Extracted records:
______________________________
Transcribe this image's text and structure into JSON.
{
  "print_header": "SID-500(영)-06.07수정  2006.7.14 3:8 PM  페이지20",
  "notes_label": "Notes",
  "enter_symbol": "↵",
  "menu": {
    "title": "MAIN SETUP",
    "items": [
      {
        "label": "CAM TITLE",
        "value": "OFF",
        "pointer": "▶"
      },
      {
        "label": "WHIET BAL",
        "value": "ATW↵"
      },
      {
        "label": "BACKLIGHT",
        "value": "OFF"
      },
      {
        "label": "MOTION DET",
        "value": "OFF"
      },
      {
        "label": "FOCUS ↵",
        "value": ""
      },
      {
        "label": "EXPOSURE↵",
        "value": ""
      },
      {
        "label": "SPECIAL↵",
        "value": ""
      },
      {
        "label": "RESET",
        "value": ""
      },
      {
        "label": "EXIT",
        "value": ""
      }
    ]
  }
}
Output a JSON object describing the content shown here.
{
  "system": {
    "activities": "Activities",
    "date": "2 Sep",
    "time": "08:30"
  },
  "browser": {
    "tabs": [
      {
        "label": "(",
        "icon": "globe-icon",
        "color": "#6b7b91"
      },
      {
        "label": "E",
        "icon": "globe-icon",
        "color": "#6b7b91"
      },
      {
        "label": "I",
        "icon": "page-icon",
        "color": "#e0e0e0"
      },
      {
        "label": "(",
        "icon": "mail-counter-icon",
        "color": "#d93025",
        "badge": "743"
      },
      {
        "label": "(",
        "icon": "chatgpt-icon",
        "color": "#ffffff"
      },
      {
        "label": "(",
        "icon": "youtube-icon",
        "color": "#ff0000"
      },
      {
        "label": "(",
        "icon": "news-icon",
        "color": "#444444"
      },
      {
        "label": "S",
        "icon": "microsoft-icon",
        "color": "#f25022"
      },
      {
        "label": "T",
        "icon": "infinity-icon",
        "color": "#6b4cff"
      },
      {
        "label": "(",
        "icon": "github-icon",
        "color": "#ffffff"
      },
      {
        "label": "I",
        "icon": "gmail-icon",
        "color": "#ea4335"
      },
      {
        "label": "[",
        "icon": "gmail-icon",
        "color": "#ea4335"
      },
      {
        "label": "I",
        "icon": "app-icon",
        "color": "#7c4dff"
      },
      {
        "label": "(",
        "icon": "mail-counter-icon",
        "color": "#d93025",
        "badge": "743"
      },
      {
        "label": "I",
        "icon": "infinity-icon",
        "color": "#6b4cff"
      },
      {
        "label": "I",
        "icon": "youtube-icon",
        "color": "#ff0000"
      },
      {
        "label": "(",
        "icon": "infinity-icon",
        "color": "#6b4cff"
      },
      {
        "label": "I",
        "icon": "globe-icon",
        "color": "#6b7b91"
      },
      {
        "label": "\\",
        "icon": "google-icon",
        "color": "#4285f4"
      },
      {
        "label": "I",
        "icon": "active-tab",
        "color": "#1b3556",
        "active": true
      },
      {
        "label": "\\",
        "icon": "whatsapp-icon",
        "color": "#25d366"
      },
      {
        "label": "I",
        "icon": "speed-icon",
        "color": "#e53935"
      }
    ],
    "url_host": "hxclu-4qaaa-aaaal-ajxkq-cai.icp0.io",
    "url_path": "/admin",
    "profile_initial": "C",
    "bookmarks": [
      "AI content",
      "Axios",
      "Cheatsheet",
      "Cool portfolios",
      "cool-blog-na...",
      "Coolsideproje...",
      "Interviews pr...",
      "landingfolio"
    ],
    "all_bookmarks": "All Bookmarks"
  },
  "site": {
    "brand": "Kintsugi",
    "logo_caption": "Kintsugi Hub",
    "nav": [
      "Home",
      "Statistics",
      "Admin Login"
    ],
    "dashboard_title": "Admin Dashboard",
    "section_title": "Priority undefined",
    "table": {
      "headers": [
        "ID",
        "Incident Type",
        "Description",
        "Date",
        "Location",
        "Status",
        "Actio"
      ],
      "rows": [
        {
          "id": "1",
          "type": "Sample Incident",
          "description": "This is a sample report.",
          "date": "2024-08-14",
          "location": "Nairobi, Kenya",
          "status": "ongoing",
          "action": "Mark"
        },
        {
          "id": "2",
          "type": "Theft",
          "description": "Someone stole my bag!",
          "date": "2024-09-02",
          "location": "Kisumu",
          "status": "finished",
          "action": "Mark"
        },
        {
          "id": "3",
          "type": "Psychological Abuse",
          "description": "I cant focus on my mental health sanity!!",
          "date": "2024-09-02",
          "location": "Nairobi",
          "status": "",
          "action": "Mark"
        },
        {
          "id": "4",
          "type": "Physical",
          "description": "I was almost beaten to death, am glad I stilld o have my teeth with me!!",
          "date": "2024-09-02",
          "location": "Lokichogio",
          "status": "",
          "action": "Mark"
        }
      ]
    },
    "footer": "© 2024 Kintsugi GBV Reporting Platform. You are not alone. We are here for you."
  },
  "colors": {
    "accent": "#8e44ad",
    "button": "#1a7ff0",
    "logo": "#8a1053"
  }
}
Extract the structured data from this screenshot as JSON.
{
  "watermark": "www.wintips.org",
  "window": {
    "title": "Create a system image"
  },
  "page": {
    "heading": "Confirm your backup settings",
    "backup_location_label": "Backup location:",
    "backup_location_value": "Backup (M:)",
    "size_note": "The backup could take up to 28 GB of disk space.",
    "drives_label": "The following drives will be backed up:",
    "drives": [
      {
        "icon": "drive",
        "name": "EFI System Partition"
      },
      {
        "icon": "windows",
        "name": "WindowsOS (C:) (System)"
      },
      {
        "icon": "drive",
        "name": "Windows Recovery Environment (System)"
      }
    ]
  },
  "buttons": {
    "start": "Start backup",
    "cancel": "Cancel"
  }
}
______________________________
### Challenge:
Check each line of the records above for the string "Incident", and report every line that has it.

### Correct answer:
        "Incident Type",
          "type": "Sample Incident",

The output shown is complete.